[DESCRIPTION OF THE TASK] Would you return the complete listing below word for word?

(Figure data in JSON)

-- Start --

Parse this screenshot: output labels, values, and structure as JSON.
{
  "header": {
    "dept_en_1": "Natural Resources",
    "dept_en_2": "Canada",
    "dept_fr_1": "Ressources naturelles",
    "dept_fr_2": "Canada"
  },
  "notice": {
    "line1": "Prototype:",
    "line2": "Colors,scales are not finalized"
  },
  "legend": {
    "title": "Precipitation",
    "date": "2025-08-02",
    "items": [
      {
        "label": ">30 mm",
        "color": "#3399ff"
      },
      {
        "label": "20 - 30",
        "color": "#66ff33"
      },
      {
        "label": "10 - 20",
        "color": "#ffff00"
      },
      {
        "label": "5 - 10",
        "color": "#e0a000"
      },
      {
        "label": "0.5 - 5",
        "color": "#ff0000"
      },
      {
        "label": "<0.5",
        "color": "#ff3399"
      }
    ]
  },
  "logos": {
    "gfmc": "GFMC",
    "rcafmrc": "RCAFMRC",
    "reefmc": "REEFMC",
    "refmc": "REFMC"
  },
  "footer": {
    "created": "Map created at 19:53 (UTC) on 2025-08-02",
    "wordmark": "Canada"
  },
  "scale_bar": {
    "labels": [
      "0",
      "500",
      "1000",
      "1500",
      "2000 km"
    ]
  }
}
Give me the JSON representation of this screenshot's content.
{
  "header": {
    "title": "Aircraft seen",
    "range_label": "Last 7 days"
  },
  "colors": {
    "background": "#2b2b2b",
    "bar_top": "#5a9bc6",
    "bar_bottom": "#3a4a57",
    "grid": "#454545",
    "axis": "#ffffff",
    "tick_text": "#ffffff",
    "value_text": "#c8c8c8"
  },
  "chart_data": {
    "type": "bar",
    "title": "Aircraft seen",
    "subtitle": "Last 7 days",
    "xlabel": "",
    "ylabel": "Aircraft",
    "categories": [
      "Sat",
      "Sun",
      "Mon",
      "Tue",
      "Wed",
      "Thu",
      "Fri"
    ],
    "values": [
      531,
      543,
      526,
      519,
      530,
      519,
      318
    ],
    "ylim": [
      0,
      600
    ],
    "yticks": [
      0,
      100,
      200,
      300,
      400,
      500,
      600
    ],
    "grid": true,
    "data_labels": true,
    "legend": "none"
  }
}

-- End --

[RESULT]
Parse this screenshot: output labels, values, and structure as JSON.
{
  "header": {
    "dept_en_1": "Natural Resources",
    "dept_en_2": "Canada",
    "dept_fr_1": "Ressources naturelles",
    "dept_fr_2": "Canada"
  },
  "notice": {
    "line1": "Prototype:",
    "line2": "Colors,scales are not finalized"
  },
  "legend": {
    "title": "Precipitation",
    "date": "2025-08-02",
    "items": [
      {
        "label": ">30 mm",
        "color": "#3399ff"
      },
      {
        "label": "20 - 30",
        "color": "#66ff33"
      },
      {
        "label": "10 - 20",
        "color": "#ffff00"
      },
      {
        "label": "5 - 10",
        "color": "#e0a000"
      },
      {
        "label": "0.5 - 5",
        "color": "#ff0000"
      },
      {
        "label": "<0.5",
        "color": "#ff3399"
      }
    ]
  },
  "logos": {
    "gfmc": "GFMC",
    "rcafmrc": "RCAFMRC",
    "reefmc": "REEFMC",
    "refmc": "REFMC"
  },
  "footer": {
    "created": "Map created at 19:53 (UTC) on 2025-08-02",
    "wordmark": "Canada"
  },
  "scale_bar": {
    "labels": [
      "0",
      "500",
      "1000",
      "1500",
      "2000 km"
    ]
  }
}
Give me the JSON representation of this screenshot's content.
{
  "header": {
    "title": "Aircraft seen",
    "range_label": "Last 7 days"
  },
  "colors": {
    "background": "#2b2b2b",
    "bar_top": "#5a9bc6",
    "bar_bottom": "#3a4a57",
    "grid": "#454545",
    "axis": "#ffffff",
    "tick_text": "#ffffff",
    "value_text": "#c8c8c8"
  },
  "chart_data": {
    "type": "bar",
    "title": "Aircraft seen",
    "subtitle": "Last 7 days",
    "xlabel": "",
    "ylabel": "Aircraft",
    "categories": [
      "Sat",
      "Sun",
      "Mon",
      "Tue",
      "Wed",
      "Thu",
      "Fri"
    ],
    "values": [
      531,
      543,
      526,
      519,
      530,
      519,
      318
    ],
    "ylim": [
      0,
      600
    ],
    "yticks": [
      0,
      100,
      200,
      300,
      400,
      500,
      600
    ],
    "grid": true,
    "data_labels": true,
    "legend": "none"
  }
}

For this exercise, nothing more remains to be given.